__What the task requires__:
Copy out each line containing "Temperature" from the entries below.

__Material provided__:
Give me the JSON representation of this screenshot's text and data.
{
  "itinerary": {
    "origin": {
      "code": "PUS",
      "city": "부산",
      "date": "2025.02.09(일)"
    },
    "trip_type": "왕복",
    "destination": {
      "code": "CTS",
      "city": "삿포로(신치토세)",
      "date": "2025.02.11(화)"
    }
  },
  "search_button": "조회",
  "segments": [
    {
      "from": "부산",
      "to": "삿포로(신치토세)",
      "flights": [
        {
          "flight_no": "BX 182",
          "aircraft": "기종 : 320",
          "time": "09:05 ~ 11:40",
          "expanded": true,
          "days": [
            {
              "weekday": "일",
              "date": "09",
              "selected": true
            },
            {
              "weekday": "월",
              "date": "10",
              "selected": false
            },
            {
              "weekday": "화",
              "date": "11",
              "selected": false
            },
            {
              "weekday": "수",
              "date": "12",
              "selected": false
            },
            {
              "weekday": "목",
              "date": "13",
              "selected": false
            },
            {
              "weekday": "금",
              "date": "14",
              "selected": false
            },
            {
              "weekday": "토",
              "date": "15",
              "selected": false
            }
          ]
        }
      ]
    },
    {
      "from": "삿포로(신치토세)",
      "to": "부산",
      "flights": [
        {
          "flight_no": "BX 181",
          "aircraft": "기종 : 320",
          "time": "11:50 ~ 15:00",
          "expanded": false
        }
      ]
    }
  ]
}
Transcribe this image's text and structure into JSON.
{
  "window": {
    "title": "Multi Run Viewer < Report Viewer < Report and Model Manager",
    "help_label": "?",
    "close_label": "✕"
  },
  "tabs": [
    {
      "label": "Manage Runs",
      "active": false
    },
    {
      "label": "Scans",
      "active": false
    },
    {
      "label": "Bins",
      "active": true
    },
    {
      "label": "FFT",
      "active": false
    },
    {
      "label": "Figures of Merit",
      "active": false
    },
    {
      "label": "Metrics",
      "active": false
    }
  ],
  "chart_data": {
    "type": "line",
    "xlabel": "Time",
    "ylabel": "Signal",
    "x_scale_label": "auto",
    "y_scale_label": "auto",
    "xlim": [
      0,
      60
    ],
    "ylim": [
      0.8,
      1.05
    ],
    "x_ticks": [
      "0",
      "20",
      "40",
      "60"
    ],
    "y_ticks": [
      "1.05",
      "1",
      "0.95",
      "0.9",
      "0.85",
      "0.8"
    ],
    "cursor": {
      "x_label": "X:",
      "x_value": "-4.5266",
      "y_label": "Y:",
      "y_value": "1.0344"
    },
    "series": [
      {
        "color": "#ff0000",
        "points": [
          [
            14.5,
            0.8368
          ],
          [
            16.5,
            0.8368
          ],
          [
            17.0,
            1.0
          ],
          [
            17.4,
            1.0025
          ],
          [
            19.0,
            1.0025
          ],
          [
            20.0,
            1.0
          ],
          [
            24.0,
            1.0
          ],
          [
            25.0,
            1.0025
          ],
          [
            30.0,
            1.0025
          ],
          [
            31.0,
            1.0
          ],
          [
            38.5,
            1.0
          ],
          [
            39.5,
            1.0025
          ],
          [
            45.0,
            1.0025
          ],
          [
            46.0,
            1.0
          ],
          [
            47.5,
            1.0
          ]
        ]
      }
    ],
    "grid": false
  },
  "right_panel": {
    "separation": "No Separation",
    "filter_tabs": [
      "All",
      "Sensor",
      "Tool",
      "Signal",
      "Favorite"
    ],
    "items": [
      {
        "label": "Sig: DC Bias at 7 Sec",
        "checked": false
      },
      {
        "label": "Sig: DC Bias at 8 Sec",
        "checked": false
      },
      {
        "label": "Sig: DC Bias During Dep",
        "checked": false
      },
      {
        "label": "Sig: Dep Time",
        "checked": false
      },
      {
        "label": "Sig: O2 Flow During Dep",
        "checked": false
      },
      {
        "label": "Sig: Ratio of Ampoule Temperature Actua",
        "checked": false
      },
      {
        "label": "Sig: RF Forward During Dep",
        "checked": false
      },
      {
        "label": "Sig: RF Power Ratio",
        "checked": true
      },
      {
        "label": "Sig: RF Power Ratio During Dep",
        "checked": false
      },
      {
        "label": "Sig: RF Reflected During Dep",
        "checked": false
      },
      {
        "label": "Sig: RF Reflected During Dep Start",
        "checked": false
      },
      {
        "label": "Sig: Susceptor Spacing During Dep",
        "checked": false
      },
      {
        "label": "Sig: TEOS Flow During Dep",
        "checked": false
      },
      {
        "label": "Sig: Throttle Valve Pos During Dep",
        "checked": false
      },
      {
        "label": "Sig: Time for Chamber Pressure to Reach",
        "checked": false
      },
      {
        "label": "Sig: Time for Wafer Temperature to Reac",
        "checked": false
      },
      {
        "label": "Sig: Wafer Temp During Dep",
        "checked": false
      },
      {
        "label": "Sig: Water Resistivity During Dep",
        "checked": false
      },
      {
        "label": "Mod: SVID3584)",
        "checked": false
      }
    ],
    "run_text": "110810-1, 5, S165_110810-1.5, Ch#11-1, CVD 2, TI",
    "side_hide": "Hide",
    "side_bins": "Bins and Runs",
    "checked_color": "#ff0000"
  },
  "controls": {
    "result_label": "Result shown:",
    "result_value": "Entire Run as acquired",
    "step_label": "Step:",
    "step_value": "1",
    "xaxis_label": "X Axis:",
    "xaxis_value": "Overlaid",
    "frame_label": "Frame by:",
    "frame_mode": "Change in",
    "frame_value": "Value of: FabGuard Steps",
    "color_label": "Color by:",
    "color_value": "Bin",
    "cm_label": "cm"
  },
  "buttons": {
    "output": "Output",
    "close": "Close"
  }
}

---

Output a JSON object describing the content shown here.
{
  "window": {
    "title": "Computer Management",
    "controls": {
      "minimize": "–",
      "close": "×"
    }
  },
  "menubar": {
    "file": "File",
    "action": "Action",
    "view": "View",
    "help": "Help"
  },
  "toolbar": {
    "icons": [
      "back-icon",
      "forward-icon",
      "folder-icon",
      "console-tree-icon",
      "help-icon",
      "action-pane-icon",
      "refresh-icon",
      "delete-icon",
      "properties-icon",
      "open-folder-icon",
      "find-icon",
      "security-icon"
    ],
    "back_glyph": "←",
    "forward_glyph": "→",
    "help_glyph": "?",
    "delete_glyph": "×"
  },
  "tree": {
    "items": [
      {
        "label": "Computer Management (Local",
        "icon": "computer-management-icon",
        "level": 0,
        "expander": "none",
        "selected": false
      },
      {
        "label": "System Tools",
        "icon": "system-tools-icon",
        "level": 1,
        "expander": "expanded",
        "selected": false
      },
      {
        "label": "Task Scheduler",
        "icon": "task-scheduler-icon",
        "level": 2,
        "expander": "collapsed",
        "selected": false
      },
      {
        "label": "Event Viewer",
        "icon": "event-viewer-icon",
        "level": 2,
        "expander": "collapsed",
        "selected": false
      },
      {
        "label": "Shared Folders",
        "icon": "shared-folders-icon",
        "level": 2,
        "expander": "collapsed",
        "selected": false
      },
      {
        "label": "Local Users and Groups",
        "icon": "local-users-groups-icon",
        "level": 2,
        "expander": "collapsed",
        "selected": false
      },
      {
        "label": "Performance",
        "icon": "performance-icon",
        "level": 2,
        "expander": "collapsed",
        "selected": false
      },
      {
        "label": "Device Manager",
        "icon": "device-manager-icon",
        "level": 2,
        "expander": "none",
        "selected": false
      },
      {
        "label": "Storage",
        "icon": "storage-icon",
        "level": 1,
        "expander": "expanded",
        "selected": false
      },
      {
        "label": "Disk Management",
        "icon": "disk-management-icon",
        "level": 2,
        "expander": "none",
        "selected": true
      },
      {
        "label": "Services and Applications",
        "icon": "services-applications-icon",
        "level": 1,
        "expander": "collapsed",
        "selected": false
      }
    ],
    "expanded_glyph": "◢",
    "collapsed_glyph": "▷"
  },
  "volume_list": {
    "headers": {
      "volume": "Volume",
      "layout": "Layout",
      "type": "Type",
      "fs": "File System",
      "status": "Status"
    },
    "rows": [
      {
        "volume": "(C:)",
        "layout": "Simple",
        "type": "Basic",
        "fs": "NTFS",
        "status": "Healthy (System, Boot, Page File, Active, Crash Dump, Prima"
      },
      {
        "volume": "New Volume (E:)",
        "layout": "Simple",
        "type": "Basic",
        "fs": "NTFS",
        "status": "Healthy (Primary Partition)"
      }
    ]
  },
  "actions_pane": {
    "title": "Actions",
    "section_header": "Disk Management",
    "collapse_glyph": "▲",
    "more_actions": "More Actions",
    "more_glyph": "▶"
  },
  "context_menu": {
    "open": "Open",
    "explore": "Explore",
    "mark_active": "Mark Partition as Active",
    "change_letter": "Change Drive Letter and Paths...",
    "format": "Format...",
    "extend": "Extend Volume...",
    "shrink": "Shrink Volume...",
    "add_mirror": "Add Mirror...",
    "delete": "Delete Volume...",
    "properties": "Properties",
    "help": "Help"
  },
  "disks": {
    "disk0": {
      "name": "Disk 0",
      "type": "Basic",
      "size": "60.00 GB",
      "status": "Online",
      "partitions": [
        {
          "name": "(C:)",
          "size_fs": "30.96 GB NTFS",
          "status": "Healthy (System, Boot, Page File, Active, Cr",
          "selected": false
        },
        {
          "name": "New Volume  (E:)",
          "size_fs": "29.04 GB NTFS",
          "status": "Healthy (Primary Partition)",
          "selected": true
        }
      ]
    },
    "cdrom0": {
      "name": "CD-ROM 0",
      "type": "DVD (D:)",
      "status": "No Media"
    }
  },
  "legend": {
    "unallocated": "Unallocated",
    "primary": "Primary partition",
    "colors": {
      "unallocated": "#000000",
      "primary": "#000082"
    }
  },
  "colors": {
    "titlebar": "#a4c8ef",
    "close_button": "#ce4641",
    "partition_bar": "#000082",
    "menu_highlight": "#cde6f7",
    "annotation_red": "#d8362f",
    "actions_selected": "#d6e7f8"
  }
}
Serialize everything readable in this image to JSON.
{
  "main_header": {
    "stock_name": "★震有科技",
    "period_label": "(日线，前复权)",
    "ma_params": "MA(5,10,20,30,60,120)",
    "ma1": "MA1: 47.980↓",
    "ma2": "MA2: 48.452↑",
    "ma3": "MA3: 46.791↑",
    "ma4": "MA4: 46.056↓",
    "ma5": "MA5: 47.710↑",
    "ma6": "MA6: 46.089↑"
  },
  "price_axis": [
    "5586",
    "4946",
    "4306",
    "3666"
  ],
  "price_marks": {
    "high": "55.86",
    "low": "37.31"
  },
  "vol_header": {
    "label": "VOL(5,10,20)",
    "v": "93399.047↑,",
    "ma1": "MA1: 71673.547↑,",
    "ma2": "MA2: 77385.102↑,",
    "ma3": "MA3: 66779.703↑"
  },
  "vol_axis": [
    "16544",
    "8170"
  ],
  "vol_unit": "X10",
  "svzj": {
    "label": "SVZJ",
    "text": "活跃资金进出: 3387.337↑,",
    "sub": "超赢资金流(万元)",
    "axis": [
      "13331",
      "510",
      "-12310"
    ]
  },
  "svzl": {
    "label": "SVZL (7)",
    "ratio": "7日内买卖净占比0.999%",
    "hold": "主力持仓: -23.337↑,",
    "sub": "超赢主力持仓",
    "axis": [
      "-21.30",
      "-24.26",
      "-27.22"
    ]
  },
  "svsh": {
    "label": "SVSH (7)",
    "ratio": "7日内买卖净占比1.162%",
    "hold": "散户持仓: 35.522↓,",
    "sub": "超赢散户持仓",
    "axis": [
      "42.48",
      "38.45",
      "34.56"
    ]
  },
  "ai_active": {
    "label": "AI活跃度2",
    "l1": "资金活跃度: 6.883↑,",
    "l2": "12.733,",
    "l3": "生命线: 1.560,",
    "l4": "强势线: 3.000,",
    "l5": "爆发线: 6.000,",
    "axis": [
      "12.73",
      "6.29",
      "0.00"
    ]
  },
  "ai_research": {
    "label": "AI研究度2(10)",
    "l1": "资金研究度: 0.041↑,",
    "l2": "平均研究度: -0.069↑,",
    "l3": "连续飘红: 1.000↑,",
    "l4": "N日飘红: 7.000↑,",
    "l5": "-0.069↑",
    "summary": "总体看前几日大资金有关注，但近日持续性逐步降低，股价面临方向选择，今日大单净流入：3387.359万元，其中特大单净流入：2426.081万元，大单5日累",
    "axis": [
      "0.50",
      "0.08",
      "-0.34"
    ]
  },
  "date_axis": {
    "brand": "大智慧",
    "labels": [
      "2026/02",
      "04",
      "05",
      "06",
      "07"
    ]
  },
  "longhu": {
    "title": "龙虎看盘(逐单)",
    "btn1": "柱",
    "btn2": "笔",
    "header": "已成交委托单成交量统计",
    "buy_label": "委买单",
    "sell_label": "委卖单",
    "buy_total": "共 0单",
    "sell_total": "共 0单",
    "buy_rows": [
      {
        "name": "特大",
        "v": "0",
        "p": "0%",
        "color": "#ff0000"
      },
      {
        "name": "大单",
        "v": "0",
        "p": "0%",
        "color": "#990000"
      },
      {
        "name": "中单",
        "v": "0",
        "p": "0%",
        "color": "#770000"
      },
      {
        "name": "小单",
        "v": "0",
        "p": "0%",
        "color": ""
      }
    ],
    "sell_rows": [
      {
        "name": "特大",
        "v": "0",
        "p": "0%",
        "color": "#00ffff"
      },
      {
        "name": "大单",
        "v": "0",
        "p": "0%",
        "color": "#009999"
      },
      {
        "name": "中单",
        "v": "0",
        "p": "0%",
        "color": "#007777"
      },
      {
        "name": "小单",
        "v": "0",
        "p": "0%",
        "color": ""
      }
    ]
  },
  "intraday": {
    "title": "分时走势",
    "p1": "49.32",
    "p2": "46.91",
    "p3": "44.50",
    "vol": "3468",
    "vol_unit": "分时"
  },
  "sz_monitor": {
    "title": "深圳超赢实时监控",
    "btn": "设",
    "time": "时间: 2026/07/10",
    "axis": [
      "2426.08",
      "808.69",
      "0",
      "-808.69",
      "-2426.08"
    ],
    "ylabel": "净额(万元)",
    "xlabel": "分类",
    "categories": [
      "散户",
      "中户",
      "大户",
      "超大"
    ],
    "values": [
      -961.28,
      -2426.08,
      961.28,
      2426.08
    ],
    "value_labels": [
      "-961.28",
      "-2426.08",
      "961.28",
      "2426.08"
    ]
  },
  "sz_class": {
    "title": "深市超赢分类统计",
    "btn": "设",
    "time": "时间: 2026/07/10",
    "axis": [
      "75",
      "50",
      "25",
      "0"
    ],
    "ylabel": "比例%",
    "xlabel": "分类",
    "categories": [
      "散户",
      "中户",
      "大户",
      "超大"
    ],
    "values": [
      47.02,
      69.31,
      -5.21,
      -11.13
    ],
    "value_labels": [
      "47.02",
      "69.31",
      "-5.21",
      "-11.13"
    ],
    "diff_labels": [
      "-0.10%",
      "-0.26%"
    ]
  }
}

---

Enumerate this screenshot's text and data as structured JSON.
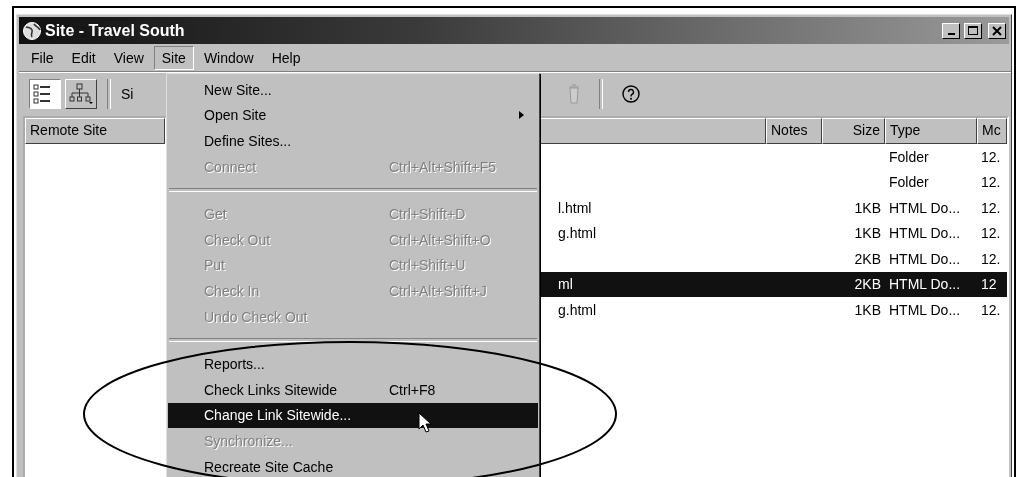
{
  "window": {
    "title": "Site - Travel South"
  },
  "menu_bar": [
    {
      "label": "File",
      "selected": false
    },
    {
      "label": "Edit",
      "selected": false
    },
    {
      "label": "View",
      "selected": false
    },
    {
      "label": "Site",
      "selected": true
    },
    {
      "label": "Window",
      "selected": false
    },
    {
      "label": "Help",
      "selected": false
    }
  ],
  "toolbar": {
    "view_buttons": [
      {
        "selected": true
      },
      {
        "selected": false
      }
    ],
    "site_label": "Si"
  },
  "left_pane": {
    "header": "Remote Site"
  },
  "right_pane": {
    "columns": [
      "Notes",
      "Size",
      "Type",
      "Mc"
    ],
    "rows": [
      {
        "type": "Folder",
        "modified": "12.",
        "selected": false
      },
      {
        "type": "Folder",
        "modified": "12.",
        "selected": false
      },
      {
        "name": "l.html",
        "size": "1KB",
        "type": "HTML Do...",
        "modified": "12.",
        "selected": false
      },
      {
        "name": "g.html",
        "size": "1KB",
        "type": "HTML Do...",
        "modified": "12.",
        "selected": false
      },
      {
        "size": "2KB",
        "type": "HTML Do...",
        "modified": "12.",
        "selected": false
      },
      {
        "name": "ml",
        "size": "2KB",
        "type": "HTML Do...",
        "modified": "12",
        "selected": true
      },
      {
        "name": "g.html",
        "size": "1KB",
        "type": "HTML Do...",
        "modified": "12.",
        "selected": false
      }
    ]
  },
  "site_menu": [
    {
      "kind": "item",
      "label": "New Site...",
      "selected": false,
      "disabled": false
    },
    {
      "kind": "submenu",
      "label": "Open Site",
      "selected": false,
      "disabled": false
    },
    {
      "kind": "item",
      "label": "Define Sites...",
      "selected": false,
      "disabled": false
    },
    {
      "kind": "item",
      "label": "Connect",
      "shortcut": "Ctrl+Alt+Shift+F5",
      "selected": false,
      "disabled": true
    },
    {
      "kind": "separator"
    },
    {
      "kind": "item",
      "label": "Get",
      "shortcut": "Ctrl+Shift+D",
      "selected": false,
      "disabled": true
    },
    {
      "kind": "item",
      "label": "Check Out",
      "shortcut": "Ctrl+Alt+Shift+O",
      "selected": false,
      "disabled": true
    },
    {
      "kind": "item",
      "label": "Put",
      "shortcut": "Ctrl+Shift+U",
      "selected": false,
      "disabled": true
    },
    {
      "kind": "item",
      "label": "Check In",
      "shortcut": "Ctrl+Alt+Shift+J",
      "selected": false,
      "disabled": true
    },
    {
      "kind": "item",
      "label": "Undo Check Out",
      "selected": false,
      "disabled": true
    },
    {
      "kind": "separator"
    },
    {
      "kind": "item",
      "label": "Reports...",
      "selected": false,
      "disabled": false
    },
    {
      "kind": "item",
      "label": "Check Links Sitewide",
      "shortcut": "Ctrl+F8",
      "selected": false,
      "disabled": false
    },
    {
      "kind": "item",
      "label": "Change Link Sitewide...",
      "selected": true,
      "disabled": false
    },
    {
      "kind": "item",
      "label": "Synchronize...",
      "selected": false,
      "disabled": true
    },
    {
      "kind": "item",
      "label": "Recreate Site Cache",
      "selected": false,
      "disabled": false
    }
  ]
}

__Result of this task__:
        "label": "Sig: Ratio of Ampoule Temperature Actua",
        "label": "Sig: Time for Wafer Temperature to Reac",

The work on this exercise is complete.